§ Job
Take each line containing "connection" and report it exactly as written.

§ Records provided

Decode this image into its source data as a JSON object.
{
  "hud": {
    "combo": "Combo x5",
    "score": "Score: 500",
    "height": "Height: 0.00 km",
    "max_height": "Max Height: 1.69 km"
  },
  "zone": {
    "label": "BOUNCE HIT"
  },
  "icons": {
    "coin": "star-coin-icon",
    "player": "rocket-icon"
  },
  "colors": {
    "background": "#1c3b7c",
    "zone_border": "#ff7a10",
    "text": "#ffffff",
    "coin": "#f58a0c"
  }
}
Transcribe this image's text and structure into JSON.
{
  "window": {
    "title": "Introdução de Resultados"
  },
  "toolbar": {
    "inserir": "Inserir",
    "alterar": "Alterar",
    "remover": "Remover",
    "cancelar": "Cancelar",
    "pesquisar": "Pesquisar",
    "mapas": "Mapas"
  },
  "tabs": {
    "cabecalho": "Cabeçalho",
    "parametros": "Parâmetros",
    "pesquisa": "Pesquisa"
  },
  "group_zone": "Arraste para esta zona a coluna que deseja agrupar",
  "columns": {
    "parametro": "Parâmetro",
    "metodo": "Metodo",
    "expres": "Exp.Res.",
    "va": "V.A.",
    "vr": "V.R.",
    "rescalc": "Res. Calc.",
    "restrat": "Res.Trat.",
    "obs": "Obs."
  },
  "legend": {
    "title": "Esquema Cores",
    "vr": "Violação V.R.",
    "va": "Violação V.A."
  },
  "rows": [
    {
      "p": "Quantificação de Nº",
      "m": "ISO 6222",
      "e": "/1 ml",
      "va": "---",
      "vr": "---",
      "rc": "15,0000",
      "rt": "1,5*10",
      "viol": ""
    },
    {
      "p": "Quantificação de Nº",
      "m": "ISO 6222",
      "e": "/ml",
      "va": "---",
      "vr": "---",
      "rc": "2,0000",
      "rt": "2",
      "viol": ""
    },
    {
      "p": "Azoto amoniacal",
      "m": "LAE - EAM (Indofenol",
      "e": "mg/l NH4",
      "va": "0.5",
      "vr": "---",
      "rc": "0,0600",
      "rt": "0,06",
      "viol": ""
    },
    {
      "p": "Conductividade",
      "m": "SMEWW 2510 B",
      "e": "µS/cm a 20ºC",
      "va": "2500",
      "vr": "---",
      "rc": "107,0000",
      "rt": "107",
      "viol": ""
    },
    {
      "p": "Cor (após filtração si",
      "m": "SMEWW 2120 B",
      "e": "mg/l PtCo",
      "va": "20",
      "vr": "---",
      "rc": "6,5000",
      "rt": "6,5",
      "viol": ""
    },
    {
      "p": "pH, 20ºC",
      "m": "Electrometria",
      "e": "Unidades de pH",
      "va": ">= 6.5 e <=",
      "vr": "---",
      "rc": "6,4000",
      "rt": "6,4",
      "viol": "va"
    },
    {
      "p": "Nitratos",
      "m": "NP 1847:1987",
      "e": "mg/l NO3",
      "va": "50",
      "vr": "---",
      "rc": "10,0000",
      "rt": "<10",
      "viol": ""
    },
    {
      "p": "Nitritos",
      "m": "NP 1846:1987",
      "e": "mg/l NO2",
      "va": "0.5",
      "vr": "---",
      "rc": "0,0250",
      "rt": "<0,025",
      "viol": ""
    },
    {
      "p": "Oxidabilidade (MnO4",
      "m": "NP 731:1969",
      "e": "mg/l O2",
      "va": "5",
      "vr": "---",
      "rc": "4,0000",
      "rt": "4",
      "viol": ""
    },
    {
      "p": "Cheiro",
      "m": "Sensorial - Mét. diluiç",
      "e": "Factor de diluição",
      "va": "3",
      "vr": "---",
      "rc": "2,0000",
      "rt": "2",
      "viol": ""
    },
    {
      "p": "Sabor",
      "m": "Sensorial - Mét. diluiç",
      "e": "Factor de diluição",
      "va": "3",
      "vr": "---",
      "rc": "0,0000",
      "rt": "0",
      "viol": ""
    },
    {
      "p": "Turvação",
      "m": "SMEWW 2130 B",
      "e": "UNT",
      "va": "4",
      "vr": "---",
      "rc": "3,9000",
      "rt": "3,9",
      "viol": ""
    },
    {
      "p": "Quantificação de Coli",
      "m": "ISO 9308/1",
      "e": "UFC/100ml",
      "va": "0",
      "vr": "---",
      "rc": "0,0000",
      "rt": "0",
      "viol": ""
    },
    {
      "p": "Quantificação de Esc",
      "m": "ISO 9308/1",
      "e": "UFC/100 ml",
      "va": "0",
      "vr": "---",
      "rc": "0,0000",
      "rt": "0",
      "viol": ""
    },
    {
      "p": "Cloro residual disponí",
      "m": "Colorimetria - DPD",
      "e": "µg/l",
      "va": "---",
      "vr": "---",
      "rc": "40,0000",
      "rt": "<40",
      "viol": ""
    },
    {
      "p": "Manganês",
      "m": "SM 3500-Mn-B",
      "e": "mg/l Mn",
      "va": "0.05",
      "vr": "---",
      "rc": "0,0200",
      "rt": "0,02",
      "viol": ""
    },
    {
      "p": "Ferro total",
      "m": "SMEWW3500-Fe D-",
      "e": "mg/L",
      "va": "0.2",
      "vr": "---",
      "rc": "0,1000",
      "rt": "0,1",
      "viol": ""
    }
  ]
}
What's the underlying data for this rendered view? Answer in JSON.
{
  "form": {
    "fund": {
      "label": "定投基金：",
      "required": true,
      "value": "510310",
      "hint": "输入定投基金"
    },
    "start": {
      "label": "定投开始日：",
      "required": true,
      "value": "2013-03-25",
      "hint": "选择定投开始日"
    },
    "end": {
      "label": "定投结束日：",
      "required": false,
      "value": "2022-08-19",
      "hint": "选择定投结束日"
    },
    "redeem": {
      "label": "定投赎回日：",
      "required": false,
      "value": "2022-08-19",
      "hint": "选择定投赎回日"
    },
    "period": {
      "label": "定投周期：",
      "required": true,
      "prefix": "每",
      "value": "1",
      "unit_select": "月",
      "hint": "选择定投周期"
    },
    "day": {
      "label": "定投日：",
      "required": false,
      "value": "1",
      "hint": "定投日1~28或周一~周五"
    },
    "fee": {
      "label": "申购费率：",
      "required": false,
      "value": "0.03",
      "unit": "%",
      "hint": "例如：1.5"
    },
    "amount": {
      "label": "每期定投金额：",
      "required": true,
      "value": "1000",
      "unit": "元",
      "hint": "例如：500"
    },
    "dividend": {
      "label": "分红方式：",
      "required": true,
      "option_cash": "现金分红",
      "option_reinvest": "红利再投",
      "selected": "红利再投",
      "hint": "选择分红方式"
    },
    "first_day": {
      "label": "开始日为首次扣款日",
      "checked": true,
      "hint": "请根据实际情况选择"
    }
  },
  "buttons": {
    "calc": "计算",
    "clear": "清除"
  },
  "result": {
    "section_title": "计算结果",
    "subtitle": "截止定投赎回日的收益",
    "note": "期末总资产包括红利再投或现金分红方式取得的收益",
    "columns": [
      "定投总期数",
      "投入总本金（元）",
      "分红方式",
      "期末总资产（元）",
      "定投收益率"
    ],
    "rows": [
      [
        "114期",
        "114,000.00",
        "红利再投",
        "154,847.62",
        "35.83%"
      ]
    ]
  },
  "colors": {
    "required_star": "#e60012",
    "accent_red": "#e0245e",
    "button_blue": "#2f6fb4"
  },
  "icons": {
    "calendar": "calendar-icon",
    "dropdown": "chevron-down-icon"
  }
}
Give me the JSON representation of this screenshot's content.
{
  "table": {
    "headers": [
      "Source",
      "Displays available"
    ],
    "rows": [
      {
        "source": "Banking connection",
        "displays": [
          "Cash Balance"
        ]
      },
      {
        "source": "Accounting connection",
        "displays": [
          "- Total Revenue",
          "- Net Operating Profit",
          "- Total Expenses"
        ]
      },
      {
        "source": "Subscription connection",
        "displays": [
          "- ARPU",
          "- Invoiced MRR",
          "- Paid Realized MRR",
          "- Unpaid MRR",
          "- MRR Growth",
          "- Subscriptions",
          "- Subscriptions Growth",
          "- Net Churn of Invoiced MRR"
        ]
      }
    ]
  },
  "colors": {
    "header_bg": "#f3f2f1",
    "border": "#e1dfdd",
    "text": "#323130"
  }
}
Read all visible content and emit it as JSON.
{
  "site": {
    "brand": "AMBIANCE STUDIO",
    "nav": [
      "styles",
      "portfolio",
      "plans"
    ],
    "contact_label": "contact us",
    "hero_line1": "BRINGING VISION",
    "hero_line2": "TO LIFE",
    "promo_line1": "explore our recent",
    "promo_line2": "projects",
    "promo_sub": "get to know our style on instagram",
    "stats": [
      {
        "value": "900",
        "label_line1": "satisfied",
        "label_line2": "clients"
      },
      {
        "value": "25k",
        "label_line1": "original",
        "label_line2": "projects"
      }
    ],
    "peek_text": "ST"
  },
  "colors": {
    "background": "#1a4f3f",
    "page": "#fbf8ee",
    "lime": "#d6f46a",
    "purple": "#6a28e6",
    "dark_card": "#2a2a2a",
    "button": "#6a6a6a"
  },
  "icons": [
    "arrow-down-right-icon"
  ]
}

§ Exercise result
        "source": "Banking connection",
        "source": "Accounting connection",
        "source": "Subscription connection",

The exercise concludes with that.